REQUIRED TASK: Reproduce the listing below exactly. Pictures do not belong in the copy.

RECORD EXCERPTS:
§ §

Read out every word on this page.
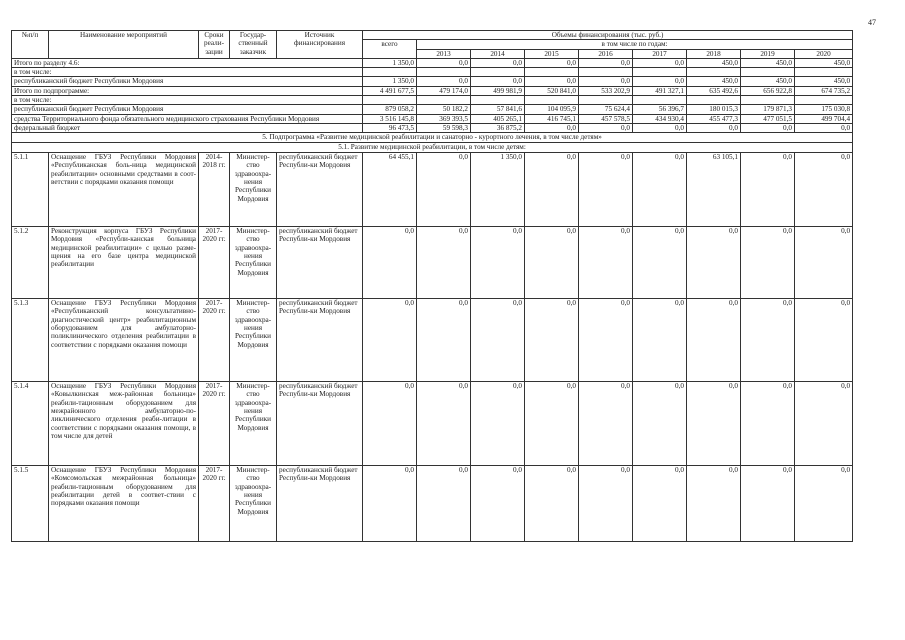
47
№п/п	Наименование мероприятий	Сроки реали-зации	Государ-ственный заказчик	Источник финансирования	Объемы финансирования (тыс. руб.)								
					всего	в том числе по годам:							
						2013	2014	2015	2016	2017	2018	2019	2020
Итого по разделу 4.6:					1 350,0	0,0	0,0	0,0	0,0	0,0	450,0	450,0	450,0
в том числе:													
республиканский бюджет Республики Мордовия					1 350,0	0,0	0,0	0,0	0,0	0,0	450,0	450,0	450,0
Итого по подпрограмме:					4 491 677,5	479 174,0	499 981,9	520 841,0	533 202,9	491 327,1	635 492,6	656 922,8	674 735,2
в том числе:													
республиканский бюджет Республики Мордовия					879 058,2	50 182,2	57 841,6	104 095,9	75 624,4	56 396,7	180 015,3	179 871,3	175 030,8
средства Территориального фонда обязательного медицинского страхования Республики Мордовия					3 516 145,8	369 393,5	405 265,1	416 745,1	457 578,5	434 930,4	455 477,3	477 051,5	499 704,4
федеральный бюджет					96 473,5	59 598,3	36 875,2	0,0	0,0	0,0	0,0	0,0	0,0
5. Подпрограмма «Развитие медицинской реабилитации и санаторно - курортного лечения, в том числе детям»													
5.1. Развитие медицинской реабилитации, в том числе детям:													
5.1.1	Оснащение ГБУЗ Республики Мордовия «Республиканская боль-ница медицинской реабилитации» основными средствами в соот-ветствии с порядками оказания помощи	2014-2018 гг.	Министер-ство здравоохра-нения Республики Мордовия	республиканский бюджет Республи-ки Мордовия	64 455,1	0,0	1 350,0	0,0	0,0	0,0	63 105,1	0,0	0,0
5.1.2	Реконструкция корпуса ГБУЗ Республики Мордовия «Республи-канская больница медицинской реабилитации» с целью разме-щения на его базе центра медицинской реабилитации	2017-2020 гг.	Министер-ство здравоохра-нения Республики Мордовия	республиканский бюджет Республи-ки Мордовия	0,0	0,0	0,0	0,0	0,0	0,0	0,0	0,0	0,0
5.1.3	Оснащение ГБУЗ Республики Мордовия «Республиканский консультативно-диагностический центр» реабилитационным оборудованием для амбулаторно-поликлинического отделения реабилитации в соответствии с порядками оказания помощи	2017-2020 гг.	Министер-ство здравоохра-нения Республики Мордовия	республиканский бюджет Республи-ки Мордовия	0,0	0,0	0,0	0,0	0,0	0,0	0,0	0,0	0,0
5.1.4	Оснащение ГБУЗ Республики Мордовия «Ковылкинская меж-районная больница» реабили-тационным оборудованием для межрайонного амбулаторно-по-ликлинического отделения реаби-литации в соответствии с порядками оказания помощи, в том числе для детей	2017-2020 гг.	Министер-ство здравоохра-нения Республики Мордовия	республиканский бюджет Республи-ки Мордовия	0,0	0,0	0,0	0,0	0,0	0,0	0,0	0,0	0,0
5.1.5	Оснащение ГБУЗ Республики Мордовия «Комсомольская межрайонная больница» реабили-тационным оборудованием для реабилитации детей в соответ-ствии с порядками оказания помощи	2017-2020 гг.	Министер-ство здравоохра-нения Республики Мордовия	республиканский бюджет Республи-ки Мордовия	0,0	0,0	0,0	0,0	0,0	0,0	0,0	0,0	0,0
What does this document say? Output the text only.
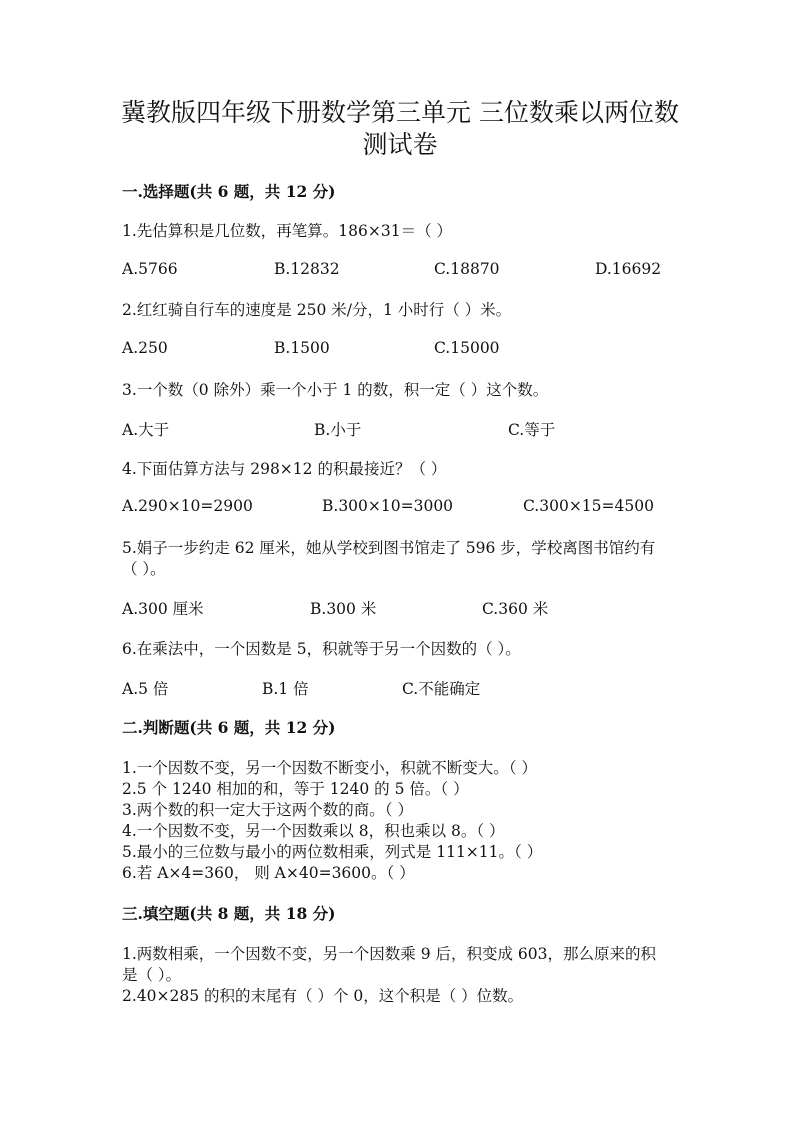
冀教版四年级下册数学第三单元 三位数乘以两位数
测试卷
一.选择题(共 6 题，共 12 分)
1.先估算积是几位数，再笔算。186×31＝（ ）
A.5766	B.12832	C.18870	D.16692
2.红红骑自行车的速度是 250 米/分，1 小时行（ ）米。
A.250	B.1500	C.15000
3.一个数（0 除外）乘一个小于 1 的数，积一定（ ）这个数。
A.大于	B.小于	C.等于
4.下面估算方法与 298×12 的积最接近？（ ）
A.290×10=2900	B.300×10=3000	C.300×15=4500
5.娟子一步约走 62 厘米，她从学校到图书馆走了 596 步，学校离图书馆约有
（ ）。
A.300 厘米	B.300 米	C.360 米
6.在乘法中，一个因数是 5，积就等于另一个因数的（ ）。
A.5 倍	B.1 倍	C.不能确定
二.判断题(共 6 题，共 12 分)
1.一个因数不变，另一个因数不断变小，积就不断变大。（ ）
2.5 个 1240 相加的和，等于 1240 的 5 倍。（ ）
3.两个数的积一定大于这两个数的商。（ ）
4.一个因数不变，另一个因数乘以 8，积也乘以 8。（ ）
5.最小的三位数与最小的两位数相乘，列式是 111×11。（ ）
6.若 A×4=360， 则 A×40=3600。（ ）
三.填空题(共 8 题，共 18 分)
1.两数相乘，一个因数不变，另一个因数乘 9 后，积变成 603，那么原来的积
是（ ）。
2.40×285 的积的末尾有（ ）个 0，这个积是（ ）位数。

§ §

FULL OUTPUT:
Read out every word on this page.
47
№п/п	Наименование мероприятий	Сроки реали-зации	Государ-ственный заказчик	Источник финансирования	Объемы финансирования (тыс. руб.)								
					всего	в том числе по годам:							
						2013	2014	2015	2016	2017	2018	2019	2020
Итого по разделу 4.6:					1 350,0	0,0	0,0	0,0	0,0	0,0	450,0	450,0	450,0
в том числе:													
республиканский бюджет Республики Мордовия					1 350,0	0,0	0,0	0,0	0,0	0,0	450,0	450,0	450,0
Итого по подпрограмме:					4 491 677,5	479 174,0	499 981,9	520 841,0	533 202,9	491 327,1	635 492,6	656 922,8	674 735,2
в том числе:													
республиканский бюджет Республики Мордовия					879 058,2	50 182,2	57 841,6	104 095,9	75 624,4	56 396,7	180 015,3	179 871,3	175 030,8
средства Территориального фонда обязательного медицинского страхования Республики Мордовия					3 516 145,8	369 393,5	405 265,1	416 745,1	457 578,5	434 930,4	455 477,3	477 051,5	499 704,4
федеральный бюджет					96 473,5	59 598,3	36 875,2	0,0	0,0	0,0	0,0	0,0	0,0
5. Подпрограмма «Развитие медицинской реабилитации и санаторно - курортного лечения, в том числе детям»													
5.1. Развитие медицинской реабилитации, в том числе детям:													
5.1.1	Оснащение ГБУЗ Республики Мордовия «Республиканская боль-ница медицинской реабилитации» основными средствами в соот-ветствии с порядками оказания помощи	2014-2018 гг.	Министер-ство здравоохра-нения Республики Мордовия	республиканский бюджет Республи-ки Мордовия	64 455,1	0,0	1 350,0	0,0	0,0	0,0	63 105,1	0,0	0,0
5.1.2	Реконструкция корпуса ГБУЗ Республики Мордовия «Республи-канская больница медицинской реабилитации» с целью разме-щения на его базе центра медицинской реабилитации	2017-2020 гг.	Министер-ство здравоохра-нения Республики Мордовия	республиканский бюджет Республи-ки Мордовия	0,0	0,0	0,0	0,0	0,0	0,0	0,0	0,0	0,0
5.1.3	Оснащение ГБУЗ Республики Мордовия «Республиканский консультативно-диагностический центр» реабилитационным оборудованием для амбулаторно-поликлинического отделения реабилитации в соответствии с порядками оказания помощи	2017-2020 гг.	Министер-ство здравоохра-нения Республики Мордовия	республиканский бюджет Республи-ки Мордовия	0,0	0,0	0,0	0,0	0,0	0,0	0,0	0,0	0,0
5.1.4	Оснащение ГБУЗ Республики Мордовия «Ковылкинская меж-районная больница» реабили-тационным оборудованием для межрайонного амбулаторно-по-ликлинического отделения реаби-литации в соответствии с порядками оказания помощи, в том числе для детей	2017-2020 гг.	Министер-ство здравоохра-нения Республики Мордовия	республиканский бюджет Республи-ки Мордовия	0,0	0,0	0,0	0,0	0,0	0,0	0,0	0,0	0,0
5.1.5	Оснащение ГБУЗ Республики Мордовия «Комсомольская межрайонная больница» реабили-тационным оборудованием для реабилитации детей в соответ-ствии с порядками оказания помощи	2017-2020 гг.	Министер-ство здравоохра-нения Республики Мордовия	республиканский бюджет Республи-ки Мордовия	0,0	0,0	0,0	0,0	0,0	0,0	0,0	0,0	0,0
What does this document say? Output the text only.
冀教版四年级下册数学第三单元 三位数乘以两位数
测试卷
一.选择题(共 6 题，共 12 分)
1.先估算积是几位数，再笔算。186×31＝（ ）
A.5766	B.12832	C.18870	D.16692
2.红红骑自行车的速度是 250 米/分，1 小时行（ ）米。
A.250	B.1500	C.15000
3.一个数（0 除外）乘一个小于 1 的数，积一定（ ）这个数。
A.大于	B.小于	C.等于
4.下面估算方法与 298×12 的积最接近？（ ）
A.290×10=2900	B.300×10=3000	C.300×15=4500
5.娟子一步约走 62 厘米，她从学校到图书馆走了 596 步，学校离图书馆约有
（ ）。
A.300 厘米	B.300 米	C.360 米
6.在乘法中，一个因数是 5，积就等于另一个因数的（ ）。
A.5 倍	B.1 倍	C.不能确定
二.判断题(共 6 题，共 12 分)
1.一个因数不变，另一个因数不断变小，积就不断变大。（ ）
2.5 个 1240 相加的和，等于 1240 的 5 倍。（ ）
3.两个数的积一定大于这两个数的商。（ ）
4.一个因数不变，另一个因数乘以 8，积也乘以 8。（ ）
5.最小的三位数与最小的两位数相乘，列式是 111×11。（ ）
6.若 A×4=360， 则 A×40=3600。（ ）
三.填空题(共 8 题，共 18 分)
1.两数相乘，一个因数不变，另一个因数乘 9 后，积变成 603，那么原来的积
是（ ）。
2.40×285 的积的末尾有（ ）个 0，这个积是（ ）位数。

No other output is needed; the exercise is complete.